*SUPPLIED MATERIAL*
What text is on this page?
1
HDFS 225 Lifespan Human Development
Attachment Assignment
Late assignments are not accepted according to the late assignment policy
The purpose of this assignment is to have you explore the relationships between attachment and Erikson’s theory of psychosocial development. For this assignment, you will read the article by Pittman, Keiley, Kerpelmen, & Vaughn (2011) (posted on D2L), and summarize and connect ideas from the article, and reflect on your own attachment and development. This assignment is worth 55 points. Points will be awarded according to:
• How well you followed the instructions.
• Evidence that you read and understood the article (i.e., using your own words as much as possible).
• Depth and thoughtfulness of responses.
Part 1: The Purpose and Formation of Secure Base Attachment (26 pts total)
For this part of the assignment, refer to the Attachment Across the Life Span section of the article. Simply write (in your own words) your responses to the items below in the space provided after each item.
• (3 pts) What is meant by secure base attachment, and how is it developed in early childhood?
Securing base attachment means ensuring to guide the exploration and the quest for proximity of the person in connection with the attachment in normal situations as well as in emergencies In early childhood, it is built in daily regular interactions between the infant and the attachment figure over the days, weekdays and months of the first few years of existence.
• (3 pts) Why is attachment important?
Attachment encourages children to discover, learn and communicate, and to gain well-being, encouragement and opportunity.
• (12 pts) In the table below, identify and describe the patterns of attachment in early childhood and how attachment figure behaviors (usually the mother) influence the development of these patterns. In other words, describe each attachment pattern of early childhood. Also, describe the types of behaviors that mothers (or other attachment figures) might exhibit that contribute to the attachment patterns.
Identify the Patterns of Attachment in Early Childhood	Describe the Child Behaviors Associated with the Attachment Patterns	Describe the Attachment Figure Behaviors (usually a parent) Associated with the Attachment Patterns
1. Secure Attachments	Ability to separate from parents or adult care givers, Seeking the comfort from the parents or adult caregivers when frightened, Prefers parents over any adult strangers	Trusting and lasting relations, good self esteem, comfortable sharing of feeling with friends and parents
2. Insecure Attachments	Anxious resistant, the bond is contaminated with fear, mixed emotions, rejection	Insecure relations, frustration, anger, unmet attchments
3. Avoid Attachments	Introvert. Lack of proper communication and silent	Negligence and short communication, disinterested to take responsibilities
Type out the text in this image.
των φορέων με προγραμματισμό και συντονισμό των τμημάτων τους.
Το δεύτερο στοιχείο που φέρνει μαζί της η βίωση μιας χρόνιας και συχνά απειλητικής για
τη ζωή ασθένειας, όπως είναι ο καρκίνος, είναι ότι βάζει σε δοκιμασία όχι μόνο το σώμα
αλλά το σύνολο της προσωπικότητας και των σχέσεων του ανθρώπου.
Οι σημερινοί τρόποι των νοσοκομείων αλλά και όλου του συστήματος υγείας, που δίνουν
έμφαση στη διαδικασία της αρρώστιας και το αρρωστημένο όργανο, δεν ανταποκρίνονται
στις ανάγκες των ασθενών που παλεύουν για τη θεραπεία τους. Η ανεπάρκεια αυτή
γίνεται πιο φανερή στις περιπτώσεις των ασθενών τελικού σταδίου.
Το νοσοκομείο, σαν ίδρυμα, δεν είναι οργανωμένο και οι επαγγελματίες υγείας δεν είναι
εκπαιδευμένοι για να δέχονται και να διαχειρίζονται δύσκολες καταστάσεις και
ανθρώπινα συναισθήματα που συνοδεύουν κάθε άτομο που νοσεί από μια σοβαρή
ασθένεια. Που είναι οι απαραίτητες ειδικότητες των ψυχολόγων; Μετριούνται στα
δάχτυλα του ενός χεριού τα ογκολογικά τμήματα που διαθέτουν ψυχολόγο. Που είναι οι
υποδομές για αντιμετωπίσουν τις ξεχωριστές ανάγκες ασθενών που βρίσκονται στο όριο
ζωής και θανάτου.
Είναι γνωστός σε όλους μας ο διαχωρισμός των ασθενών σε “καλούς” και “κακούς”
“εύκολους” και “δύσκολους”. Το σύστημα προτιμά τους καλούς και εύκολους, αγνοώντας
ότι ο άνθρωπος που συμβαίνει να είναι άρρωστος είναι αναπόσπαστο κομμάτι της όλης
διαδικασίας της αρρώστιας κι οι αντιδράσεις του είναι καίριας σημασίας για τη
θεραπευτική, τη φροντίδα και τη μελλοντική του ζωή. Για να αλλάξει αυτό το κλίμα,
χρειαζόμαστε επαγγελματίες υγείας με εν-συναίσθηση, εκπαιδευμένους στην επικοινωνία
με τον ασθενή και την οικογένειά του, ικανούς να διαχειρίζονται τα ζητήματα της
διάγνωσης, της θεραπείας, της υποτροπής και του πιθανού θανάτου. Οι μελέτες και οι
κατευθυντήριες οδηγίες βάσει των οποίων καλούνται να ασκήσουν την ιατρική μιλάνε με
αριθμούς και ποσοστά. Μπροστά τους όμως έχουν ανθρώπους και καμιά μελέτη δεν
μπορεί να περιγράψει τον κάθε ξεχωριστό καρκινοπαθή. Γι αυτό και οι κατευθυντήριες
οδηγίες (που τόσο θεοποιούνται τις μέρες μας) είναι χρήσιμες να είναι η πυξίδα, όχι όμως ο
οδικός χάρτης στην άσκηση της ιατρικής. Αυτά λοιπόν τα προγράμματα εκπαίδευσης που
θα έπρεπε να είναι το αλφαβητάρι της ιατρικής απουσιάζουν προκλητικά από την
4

*DESCRIPTION OF THE TASK*
Scan the material above. Copy each line where "well" occurs.

*OUTPUT FOR THIS TASK*
• How well you followed the instructions.
Securing base attachment means ensuring to guide the exploration and the quest for proximity of the person in connection with the attachment in normal situations as well as in emergencies In early childhood, it is built in daily regular interactions between the infant and the attachment figure over the days, weekdays and months of the first few years of existence.
Attachment encourages children to discover, learn and communicate, and to gain well-being, encouragement and opportunity.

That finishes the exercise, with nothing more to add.